[Structured figure records]
[start]
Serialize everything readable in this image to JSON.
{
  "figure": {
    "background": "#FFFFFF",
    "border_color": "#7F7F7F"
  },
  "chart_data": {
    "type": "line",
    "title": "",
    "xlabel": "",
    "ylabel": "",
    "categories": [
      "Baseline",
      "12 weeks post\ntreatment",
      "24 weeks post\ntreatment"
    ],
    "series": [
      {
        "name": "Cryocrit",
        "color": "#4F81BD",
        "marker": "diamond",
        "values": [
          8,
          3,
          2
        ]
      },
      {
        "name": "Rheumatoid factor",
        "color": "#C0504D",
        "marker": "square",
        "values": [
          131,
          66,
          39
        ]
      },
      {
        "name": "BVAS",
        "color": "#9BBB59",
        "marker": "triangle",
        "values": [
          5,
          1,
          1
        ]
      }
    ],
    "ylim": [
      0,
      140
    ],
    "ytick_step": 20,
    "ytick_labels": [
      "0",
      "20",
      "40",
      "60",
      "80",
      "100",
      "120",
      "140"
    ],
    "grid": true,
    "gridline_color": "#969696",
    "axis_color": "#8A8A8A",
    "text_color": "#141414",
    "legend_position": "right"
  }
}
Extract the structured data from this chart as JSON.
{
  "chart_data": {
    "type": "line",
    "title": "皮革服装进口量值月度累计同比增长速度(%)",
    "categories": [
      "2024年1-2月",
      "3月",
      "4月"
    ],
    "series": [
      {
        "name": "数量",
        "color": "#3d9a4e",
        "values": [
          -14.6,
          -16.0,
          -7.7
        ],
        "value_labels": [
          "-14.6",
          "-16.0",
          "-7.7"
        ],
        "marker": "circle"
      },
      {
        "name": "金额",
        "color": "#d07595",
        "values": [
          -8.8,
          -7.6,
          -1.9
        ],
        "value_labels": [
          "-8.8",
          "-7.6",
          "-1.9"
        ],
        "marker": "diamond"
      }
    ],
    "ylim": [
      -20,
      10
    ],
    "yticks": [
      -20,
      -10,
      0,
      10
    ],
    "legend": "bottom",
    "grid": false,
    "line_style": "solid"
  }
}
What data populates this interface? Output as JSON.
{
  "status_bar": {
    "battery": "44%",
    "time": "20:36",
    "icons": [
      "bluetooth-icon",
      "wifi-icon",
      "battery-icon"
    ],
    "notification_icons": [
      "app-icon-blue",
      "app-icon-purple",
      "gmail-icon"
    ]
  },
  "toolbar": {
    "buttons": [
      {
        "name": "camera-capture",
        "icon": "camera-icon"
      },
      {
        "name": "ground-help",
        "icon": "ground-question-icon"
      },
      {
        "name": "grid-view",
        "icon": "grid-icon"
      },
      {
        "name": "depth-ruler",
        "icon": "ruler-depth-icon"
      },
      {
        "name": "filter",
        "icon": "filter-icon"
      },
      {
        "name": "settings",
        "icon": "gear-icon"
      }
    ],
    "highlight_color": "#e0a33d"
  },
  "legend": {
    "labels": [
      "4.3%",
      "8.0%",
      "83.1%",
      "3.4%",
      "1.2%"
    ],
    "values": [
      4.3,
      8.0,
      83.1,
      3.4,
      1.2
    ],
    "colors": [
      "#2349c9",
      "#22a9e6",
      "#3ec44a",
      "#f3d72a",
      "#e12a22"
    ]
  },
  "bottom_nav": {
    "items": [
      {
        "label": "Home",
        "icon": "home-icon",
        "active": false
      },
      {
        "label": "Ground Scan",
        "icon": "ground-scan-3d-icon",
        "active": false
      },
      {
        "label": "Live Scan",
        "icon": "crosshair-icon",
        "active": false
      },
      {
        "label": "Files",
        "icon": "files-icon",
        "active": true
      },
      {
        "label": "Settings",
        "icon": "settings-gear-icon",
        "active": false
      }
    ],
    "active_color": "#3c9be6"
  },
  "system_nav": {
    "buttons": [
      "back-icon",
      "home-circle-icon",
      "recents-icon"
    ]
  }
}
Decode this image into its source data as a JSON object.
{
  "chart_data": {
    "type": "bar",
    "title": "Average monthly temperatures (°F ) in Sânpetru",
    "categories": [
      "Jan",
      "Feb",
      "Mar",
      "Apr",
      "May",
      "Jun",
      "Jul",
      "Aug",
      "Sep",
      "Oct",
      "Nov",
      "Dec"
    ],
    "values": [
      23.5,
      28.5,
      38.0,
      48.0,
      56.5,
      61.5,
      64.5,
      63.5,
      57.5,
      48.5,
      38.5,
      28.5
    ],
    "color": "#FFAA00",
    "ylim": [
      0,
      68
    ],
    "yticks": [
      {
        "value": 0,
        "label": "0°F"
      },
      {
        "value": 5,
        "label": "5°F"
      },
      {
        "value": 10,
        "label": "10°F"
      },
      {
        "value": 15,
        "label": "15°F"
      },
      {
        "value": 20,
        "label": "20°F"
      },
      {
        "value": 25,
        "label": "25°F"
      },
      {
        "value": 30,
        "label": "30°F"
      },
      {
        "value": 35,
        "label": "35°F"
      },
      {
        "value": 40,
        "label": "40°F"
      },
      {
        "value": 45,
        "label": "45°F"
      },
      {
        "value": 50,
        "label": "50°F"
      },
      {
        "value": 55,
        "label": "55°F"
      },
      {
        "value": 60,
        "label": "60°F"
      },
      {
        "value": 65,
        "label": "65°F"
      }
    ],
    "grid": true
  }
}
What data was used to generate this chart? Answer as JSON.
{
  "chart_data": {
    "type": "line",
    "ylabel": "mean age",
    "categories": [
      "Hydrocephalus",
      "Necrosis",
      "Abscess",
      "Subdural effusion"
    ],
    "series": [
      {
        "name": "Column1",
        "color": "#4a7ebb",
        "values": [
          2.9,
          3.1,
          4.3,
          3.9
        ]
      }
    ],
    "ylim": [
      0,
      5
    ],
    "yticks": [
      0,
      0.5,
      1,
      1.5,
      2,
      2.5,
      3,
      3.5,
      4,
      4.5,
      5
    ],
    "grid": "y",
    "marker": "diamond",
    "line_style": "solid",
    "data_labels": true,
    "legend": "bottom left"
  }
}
[end]
■ Task ■
Gather all lines of the records that include the word "marker".

■ Answer below ■
        "marker": "diamond",
        "marker": "square",
        "marker": "triangle",
        "marker": "circle"
        "marker": "diamond"
    "marker": "diamond",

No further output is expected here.